**** Task material ****
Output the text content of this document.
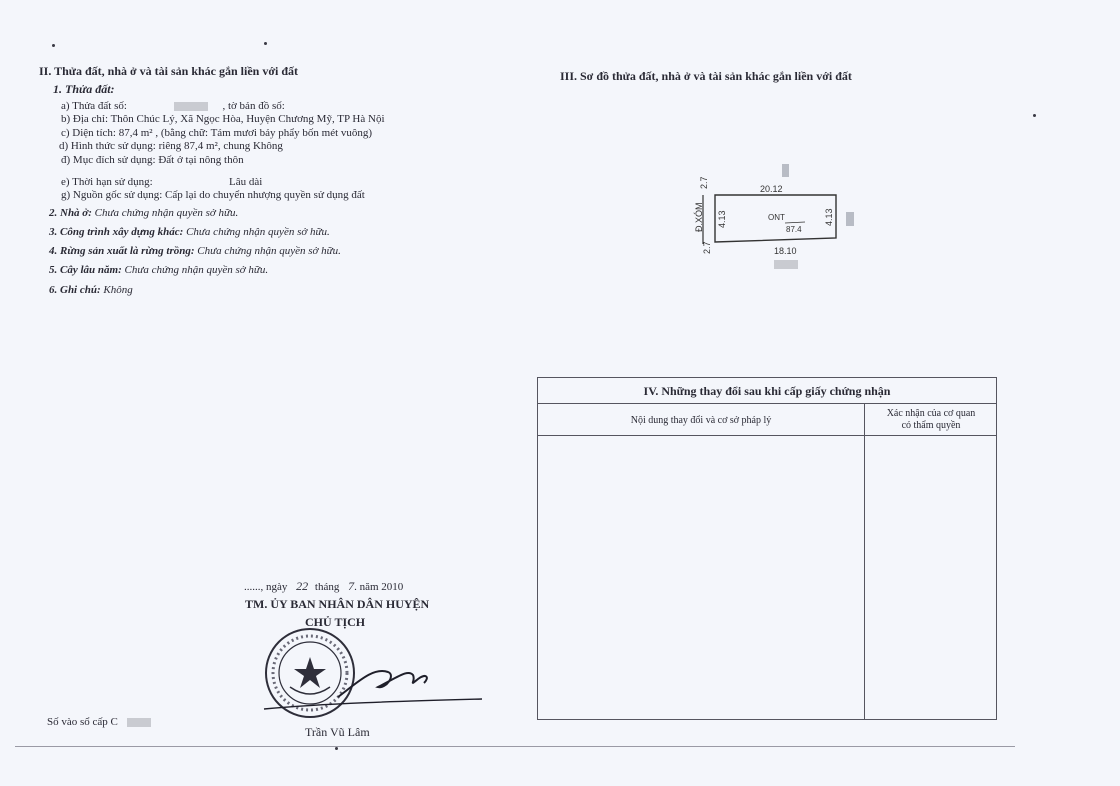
II. Thửa đất, nhà ở và tài sản khác gắn liền với đất
1. Thửa đất:
a) Thửa đất số:	, tờ bản đồ số:
b) Địa chỉ: Thôn Chúc Lý, Xã Ngọc Hòa, Huyện Chương Mỹ, TP Hà Nội
c) Diện tích: 87,4 m² , (bằng chữ: Tám mươi bảy phẩy bốn mét vuông)
d) Hình thức sử dụng: riêng 87,4 m², chung Không
đ) Mục đích sử dụng: Đất ở tại nông thôn
e) Thời hạn sử dụng:	Lâu dài
g) Nguồn gốc sử dụng: Cấp lại do chuyển nhượng quyền sử dụng đất
2. Nhà ở: Chưa chứng nhận quyền sở hữu.
3. Công trình xây dựng khác: Chưa chứng nhận quyền sở hữu.
4. Rừng sản xuất là rừng trồng: Chưa chứng nhận quyền sở hữu.
5. Cây lâu năm: Chưa chứng nhận quyền sở hữu.
6. Ghi chú: Không
III. Sơ đồ thửa đất, nhà ở và tài sản khác gắn liền với đất
2.7
Đ.XÓM
2.7
20.12
18.10
4.13	4.13
ONT
87.4
IV. Những thay đổi sau khi cấp giấy chứng nhận
Nội dung thay đổi và cơ sở pháp lý
Xác nhận của cơ quan
có thẩm quyền
......, ngày 22 tháng 7. năm 2010
TM. ỦY BAN NHÂN DÂN HUYỆN
CHỦ TỊCH
Trần Vũ Lâm
Số vào sổ cấp C
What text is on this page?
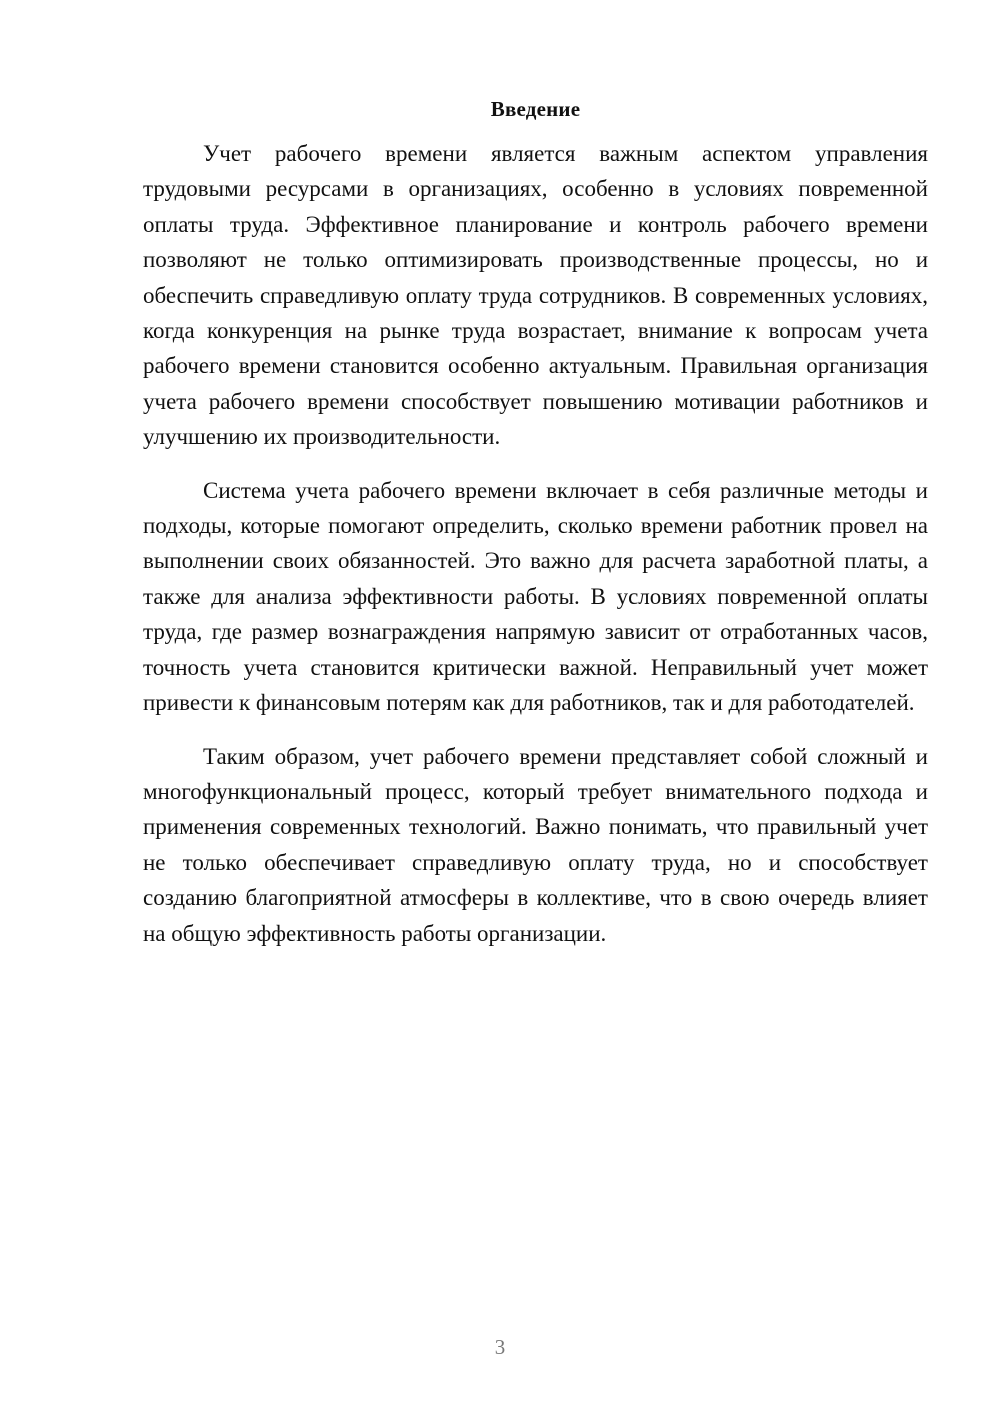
Введение

Учет рабочего времени является важным аспектом управления трудовыми ресурсами в организациях, особенно в условиях повременной оплаты труда. Эффективное планирование и контроль рабочего времени позволяют не только оптимизировать производственные процессы, но и обеспечить справедливую оплату труда сотрудников. В современных условиях, когда конкуренция на рынке труда возрастает, внимание к вопросам учета рабочего времени становится особенно актуальным. Правильная организация учета рабочего времени способствует повышению мотивации работников и улучшению их производительности.

Система учета рабочего времени включает в себя различные методы и подходы, которые помогают определить, сколько времени работник провел на выполнении своих обязанностей. Это важно для расчета заработной платы, а также для анализа эффективности работы. В условиях повременной оплаты труда, где размер вознаграждения напрямую зависит от отработанных часов, точность учета становится критически важной. Неправильный учет может привести к финансовым потерям как для работников, так и для работодателей.

Таким образом, учет рабочего времени представляет собой сложный и многофункциональный процесс, который требует внимательного подхода и применения современных технологий. Важно понимать, что правильный учет не только обеспечивает справедливую оплату труда, но и способствует созданию благоприятной атмосферы в коллективе, что в свою очередь влияет на общую эффективность работы организации.

3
****
Written request
Give back each entry exactly as it appears, with no pictures.

Answer to this task
Output the text content of this document.
II. Thửa đất, nhà ở và tài sản khác gắn liền với đất
1. Thửa đất:
a) Thửa đất số:	, tờ bản đồ số:
b) Địa chỉ: Thôn Chúc Lý, Xã Ngọc Hòa, Huyện Chương Mỹ, TP Hà Nội
c) Diện tích: 87,4 m² , (bằng chữ: Tám mươi bảy phẩy bốn mét vuông)
d) Hình thức sử dụng: riêng 87,4 m², chung Không
đ) Mục đích sử dụng: Đất ở tại nông thôn
e) Thời hạn sử dụng:	Lâu dài
g) Nguồn gốc sử dụng: Cấp lại do chuyển nhượng quyền sử dụng đất
2. Nhà ở: Chưa chứng nhận quyền sở hữu.
3. Công trình xây dựng khác: Chưa chứng nhận quyền sở hữu.
4. Rừng sản xuất là rừng trồng: Chưa chứng nhận quyền sở hữu.
5. Cây lâu năm: Chưa chứng nhận quyền sở hữu.
6. Ghi chú: Không
III. Sơ đồ thửa đất, nhà ở và tài sản khác gắn liền với đất
2.7
Đ.XÓM
2.7
20.12
18.10
4.13	4.13
ONT
87.4
IV. Những thay đổi sau khi cấp giấy chứng nhận
Nội dung thay đổi và cơ sở pháp lý
Xác nhận của cơ quan
có thẩm quyền
......, ngày 22 tháng 7. năm 2010
TM. ỦY BAN NHÂN DÂN HUYỆN
CHỦ TỊCH
Trần Vũ Lâm
Số vào sổ cấp C
What text is on this page?
Введение

Учет рабочего времени является важным аспектом управления трудовыми ресурсами в организациях, особенно в условиях повременной оплаты труда. Эффективное планирование и контроль рабочего времени позволяют не только оптимизировать производственные процессы, но и обеспечить справедливую оплату труда сотрудников. В современных условиях, когда конкуренция на рынке труда возрастает, внимание к вопросам учета рабочего времени становится особенно актуальным. Правильная организация учета рабочего времени способствует повышению мотивации работников и улучшению их производительности.

Система учета рабочего времени включает в себя различные методы и подходы, которые помогают определить, сколько времени работник провел на выполнении своих обязанностей. Это важно для расчета заработной платы, а также для анализа эффективности работы. В условиях повременной оплаты труда, где размер вознаграждения напрямую зависит от отработанных часов, точность учета становится критически важной. Неправильный учет может привести к финансовым потерям как для работников, так и для работодателей.

Таким образом, учет рабочего времени представляет собой сложный и многофункциональный процесс, который требует внимательного подхода и применения современных технологий. Важно понимать, что правильный учет не только обеспечивает справедливую оплату труда, но и способствует созданию благоприятной атмосферы в коллективе, что в свою очередь влияет на общую эффективность работы организации.

3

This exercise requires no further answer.